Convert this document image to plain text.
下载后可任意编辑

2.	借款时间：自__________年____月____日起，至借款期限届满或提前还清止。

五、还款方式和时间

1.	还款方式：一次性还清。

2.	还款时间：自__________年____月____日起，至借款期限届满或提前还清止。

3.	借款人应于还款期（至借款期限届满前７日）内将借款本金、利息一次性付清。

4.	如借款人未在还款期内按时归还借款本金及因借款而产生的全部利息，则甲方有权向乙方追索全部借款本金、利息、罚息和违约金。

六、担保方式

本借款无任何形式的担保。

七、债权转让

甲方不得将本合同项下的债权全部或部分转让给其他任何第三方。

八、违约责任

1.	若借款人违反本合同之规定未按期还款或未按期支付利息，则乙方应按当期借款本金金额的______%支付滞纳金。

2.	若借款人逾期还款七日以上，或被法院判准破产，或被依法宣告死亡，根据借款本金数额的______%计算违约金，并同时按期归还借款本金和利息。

--------------------

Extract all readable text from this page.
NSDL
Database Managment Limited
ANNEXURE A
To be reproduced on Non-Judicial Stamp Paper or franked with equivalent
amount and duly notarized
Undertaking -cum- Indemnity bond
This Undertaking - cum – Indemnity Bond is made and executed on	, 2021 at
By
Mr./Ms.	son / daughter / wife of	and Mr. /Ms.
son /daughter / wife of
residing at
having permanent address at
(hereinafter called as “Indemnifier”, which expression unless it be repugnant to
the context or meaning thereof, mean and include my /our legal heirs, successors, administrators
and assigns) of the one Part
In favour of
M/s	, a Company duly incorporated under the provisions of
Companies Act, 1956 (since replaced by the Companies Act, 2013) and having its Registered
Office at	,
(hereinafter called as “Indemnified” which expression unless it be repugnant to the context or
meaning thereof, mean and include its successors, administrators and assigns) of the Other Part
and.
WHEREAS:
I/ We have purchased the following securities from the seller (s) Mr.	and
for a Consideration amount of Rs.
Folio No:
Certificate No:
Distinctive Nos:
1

--------------------

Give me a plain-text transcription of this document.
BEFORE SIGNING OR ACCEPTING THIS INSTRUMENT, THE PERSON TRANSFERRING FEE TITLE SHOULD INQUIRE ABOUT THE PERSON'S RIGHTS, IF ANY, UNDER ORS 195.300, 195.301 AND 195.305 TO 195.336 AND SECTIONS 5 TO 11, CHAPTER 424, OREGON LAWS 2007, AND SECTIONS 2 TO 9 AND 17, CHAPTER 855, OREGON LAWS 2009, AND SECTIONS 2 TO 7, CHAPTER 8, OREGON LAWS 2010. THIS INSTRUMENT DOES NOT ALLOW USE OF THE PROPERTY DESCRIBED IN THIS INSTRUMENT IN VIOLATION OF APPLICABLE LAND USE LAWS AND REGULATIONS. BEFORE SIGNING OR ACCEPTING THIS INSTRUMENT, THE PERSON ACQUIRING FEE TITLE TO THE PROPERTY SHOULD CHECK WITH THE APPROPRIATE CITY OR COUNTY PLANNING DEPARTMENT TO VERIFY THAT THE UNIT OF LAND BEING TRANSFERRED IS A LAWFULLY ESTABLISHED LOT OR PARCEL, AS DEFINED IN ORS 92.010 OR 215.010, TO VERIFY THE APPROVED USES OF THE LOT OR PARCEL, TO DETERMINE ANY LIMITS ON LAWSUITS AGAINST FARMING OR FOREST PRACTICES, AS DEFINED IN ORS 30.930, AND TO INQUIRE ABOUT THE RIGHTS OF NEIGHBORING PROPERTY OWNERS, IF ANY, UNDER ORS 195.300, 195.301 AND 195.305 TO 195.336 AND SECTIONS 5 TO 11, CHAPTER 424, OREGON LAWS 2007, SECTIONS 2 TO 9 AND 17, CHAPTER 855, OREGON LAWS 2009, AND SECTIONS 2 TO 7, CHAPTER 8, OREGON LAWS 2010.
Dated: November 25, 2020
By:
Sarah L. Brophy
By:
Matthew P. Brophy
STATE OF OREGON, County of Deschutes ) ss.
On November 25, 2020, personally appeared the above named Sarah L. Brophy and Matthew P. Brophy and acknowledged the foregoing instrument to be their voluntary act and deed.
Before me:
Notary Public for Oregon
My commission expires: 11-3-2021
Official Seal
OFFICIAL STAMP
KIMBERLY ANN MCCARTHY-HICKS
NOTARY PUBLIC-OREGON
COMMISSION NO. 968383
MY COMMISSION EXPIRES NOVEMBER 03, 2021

--------------------

### DIRECTIONS FOR THIS TASK
Copy each line of the listing in which the word "duly" can be found.

### EXERCISE SOLUTION
amount and duly notarized
M/s	, a Company duly incorporated under the provisions of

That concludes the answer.